RECORDED INFORMATION >>

>> begin

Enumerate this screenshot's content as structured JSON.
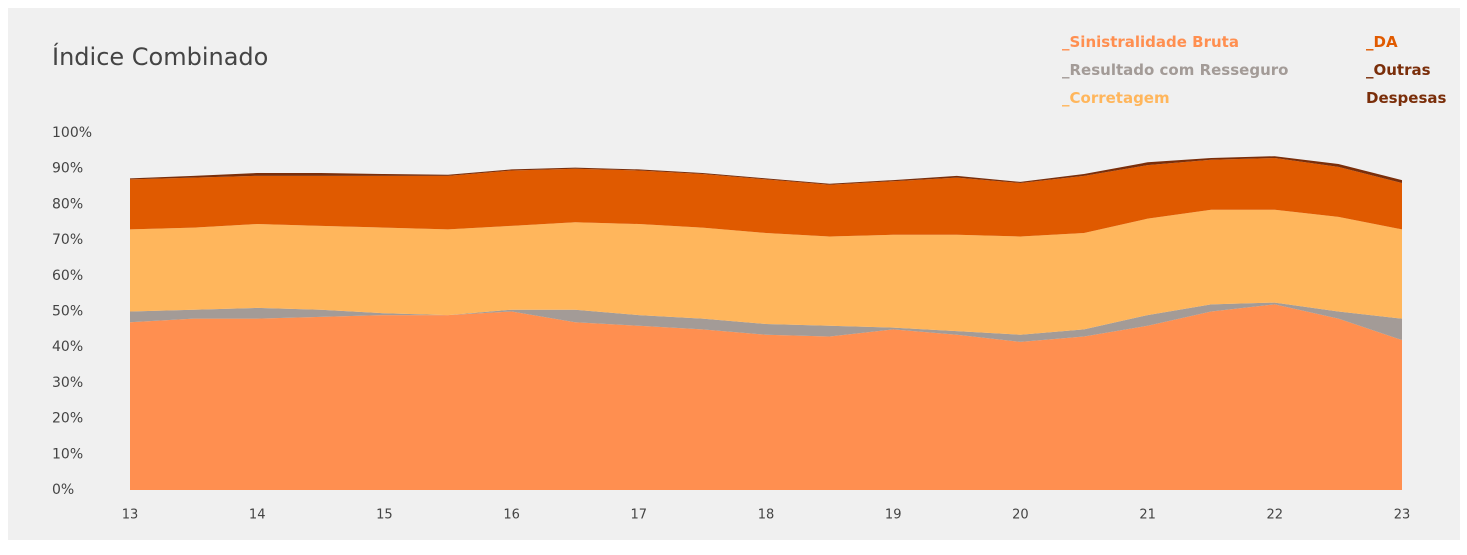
{
  "chart_data": {
    "type": "stacked-area",
    "title": "Índice Combinado",
    "x": [
      13,
      13.5,
      14,
      14.5,
      15,
      15.5,
      16,
      16.5,
      17,
      17.5,
      18,
      18.5,
      19,
      19.5,
      20,
      20.5,
      21,
      21.5,
      22,
      22.5,
      23
    ],
    "series": [
      {
        "name": "_Sinistralidade Bruta",
        "color": "#ff8f50",
        "values": [
          47,
          48,
          48,
          48.5,
          49,
          49,
          50,
          47,
          46,
          45,
          43.5,
          43,
          45,
          43.5,
          41.5,
          43,
          46,
          50,
          52,
          48,
          42
        ]
      },
      {
        "name": "_Resultado com Resseguro",
        "color": "#a39b97",
        "values": [
          3,
          2.5,
          3,
          2,
          0.5,
          0,
          0.5,
          3.5,
          3,
          3,
          3,
          3,
          0.5,
          1,
          2,
          2,
          3,
          2,
          0.5,
          2,
          6
        ]
      },
      {
        "name": "_Corretagem",
        "color": "#ffb65c",
        "values": [
          23,
          23,
          23.5,
          23.5,
          24,
          24,
          23.5,
          24.5,
          25.5,
          25.5,
          25.5,
          25,
          26,
          27,
          27.5,
          27,
          27,
          26.5,
          26,
          26.5,
          25
        ]
      },
      {
        "name": "_DA",
        "color": "#e05a00",
        "values": [
          14,
          14,
          13.5,
          14,
          14.5,
          15,
          15.5,
          15,
          15,
          15,
          15,
          14.5,
          15,
          16,
          15,
          16,
          15,
          14,
          14.5,
          14,
          13
        ]
      },
      {
        "name": "_Outras Despesas",
        "color": "#7a2e0a",
        "values": [
          0.3,
          0.5,
          0.8,
          0.8,
          0.5,
          0.3,
          0.3,
          0.3,
          0.3,
          0.3,
          0.3,
          0.3,
          0.3,
          0.5,
          0.3,
          0.5,
          0.8,
          0.5,
          0.5,
          0.8,
          0.8
        ]
      }
    ],
    "xlim": [
      13,
      23
    ],
    "xticks": [
      13,
      14,
      15,
      16,
      17,
      18,
      19,
      20,
      21,
      22,
      23
    ],
    "ylim": [
      0,
      100
    ],
    "yticks": [
      {
        "value": 0,
        "label": "0%"
      },
      {
        "value": 10,
        "label": "10%"
      },
      {
        "value": 20,
        "label": "20%"
      },
      {
        "value": 30,
        "label": "30%"
      },
      {
        "value": 40,
        "label": "40%"
      },
      {
        "value": 50,
        "label": "50%"
      },
      {
        "value": 60,
        "label": "60%"
      },
      {
        "value": 70,
        "label": "70%"
      },
      {
        "value": 80,
        "label": "80%"
      },
      {
        "value": 90,
        "label": "90%"
      },
      {
        "value": 100,
        "label": "100%"
      }
    ]
  }
}
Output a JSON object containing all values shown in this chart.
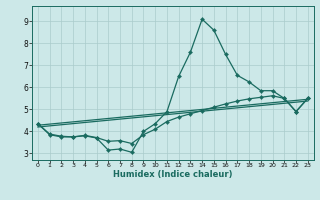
{
  "xlabel": "Humidex (Indice chaleur)",
  "xlim": [
    -0.5,
    23.5
  ],
  "ylim": [
    2.7,
    9.7
  ],
  "xticks": [
    0,
    1,
    2,
    3,
    4,
    5,
    6,
    7,
    8,
    9,
    10,
    11,
    12,
    13,
    14,
    15,
    16,
    17,
    18,
    19,
    20,
    21,
    22,
    23
  ],
  "yticks": [
    3,
    4,
    5,
    6,
    7,
    8,
    9
  ],
  "bg_color": "#cce8e8",
  "grid_color": "#aacccc",
  "line_color": "#1a6b60",
  "lw": 0.9,
  "ms": 2.2,
  "main_x": [
    0,
    1,
    2,
    3,
    4,
    5,
    6,
    7,
    8,
    9,
    10,
    11,
    12,
    13,
    14,
    15,
    16,
    17,
    18,
    19,
    20,
    21,
    22,
    23
  ],
  "main_y": [
    4.35,
    3.85,
    3.75,
    3.75,
    3.8,
    3.7,
    3.15,
    3.2,
    3.05,
    4.0,
    4.35,
    4.9,
    6.5,
    7.6,
    9.1,
    8.6,
    7.5,
    6.55,
    6.25,
    5.85,
    5.85,
    5.5,
    4.9,
    5.5
  ],
  "smooth_x": [
    0,
    1,
    2,
    3,
    4,
    5,
    6,
    7,
    8,
    9,
    10,
    11,
    12,
    13,
    14,
    15,
    16,
    17,
    18,
    19,
    20,
    21,
    22,
    23
  ],
  "smooth_y": [
    4.35,
    3.88,
    3.78,
    3.75,
    3.82,
    3.72,
    3.55,
    3.58,
    3.45,
    3.85,
    4.1,
    4.45,
    4.65,
    4.8,
    4.95,
    5.1,
    5.25,
    5.38,
    5.48,
    5.55,
    5.62,
    5.5,
    4.9,
    5.5
  ],
  "trend1_x": [
    0,
    23
  ],
  "trend1_y": [
    4.2,
    5.38
  ],
  "trend2_x": [
    0,
    23
  ],
  "trend2_y": [
    4.28,
    5.46
  ]
}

>> end

WHAT THE TASK REQUIRES >> Generate a word-for-word copy of the preceding records, excluding all pictures.

EXPECTED ANSWER >>
Enumerate this screenshot's content as structured JSON.
{
  "chart_data": {
    "type": "stacked-area",
    "title": "Índice Combinado",
    "x": [
      13,
      13.5,
      14,
      14.5,
      15,
      15.5,
      16,
      16.5,
      17,
      17.5,
      18,
      18.5,
      19,
      19.5,
      20,
      20.5,
      21,
      21.5,
      22,
      22.5,
      23
    ],
    "series": [
      {
        "name": "_Sinistralidade Bruta",
        "color": "#ff8f50",
        "values": [
          47,
          48,
          48,
          48.5,
          49,
          49,
          50,
          47,
          46,
          45,
          43.5,
          43,
          45,
          43.5,
          41.5,
          43,
          46,
          50,
          52,
          48,
          42
        ]
      },
      {
        "name": "_Resultado com Resseguro",
        "color": "#a39b97",
        "values": [
          3,
          2.5,
          3,
          2,
          0.5,
          0,
          0.5,
          3.5,
          3,
          3,
          3,
          3,
          0.5,
          1,
          2,
          2,
          3,
          2,
          0.5,
          2,
          6
        ]
      },
      {
        "name": "_Corretagem",
        "color": "#ffb65c",
        "values": [
          23,
          23,
          23.5,
          23.5,
          24,
          24,
          23.5,
          24.5,
          25.5,
          25.5,
          25.5,
          25,
          26,
          27,
          27.5,
          27,
          27,
          26.5,
          26,
          26.5,
          25
        ]
      },
      {
        "name": "_DA",
        "color": "#e05a00",
        "values": [
          14,
          14,
          13.5,
          14,
          14.5,
          15,
          15.5,
          15,
          15,
          15,
          15,
          14.5,
          15,
          16,
          15,
          16,
          15,
          14,
          14.5,
          14,
          13
        ]
      },
      {
        "name": "_Outras Despesas",
        "color": "#7a2e0a",
        "values": [
          0.3,
          0.5,
          0.8,
          0.8,
          0.5,
          0.3,
          0.3,
          0.3,
          0.3,
          0.3,
          0.3,
          0.3,
          0.3,
          0.5,
          0.3,
          0.5,
          0.8,
          0.5,
          0.5,
          0.8,
          0.8
        ]
      }
    ],
    "xlim": [
      13,
      23
    ],
    "xticks": [
      13,
      14,
      15,
      16,
      17,
      18,
      19,
      20,
      21,
      22,
      23
    ],
    "ylim": [
      0,
      100
    ],
    "yticks": [
      {
        "value": 0,
        "label": "0%"
      },
      {
        "value": 10,
        "label": "10%"
      },
      {
        "value": 20,
        "label": "20%"
      },
      {
        "value": 30,
        "label": "30%"
      },
      {
        "value": 40,
        "label": "40%"
      },
      {
        "value": 50,
        "label": "50%"
      },
      {
        "value": 60,
        "label": "60%"
      },
      {
        "value": 70,
        "label": "70%"
      },
      {
        "value": 80,
        "label": "80%"
      },
      {
        "value": 90,
        "label": "90%"
      },
      {
        "value": 100,
        "label": "100%"
      }
    ]
  }
}
Output a JSON object containing all values shown in this chart.
{
  "xlabel": "Humidex (Indice chaleur)",
  "xlim": [
    -0.5,
    23.5
  ],
  "ylim": [
    2.7,
    9.7
  ],
  "xticks": [
    0,
    1,
    2,
    3,
    4,
    5,
    6,
    7,
    8,
    9,
    10,
    11,
    12,
    13,
    14,
    15,
    16,
    17,
    18,
    19,
    20,
    21,
    22,
    23
  ],
  "yticks": [
    3,
    4,
    5,
    6,
    7,
    8,
    9
  ],
  "bg_color": "#cce8e8",
  "grid_color": "#aacccc",
  "line_color": "#1a6b60",
  "lw": 0.9,
  "ms": 2.2,
  "main_x": [
    0,
    1,
    2,
    3,
    4,
    5,
    6,
    7,
    8,
    9,
    10,
    11,
    12,
    13,
    14,
    15,
    16,
    17,
    18,
    19,
    20,
    21,
    22,
    23
  ],
  "main_y": [
    4.35,
    3.85,
    3.75,
    3.75,
    3.8,
    3.7,
    3.15,
    3.2,
    3.05,
    4.0,
    4.35,
    4.9,
    6.5,
    7.6,
    9.1,
    8.6,
    7.5,
    6.55,
    6.25,
    5.85,
    5.85,
    5.5,
    4.9,
    5.5
  ],
  "smooth_x": [
    0,
    1,
    2,
    3,
    4,
    5,
    6,
    7,
    8,
    9,
    10,
    11,
    12,
    13,
    14,
    15,
    16,
    17,
    18,
    19,
    20,
    21,
    22,
    23
  ],
  "smooth_y": [
    4.35,
    3.88,
    3.78,
    3.75,
    3.82,
    3.72,
    3.55,
    3.58,
    3.45,
    3.85,
    4.1,
    4.45,
    4.65,
    4.8,
    4.95,
    5.1,
    5.25,
    5.38,
    5.48,
    5.55,
    5.62,
    5.5,
    4.9,
    5.5
  ],
  "trend1_x": [
    0,
    23
  ],
  "trend1_y": [
    4.2,
    5.38
  ],
  "trend2_x": [
    0,
    23
  ],
  "trend2_y": [
    4.28,
    5.46
  ]
}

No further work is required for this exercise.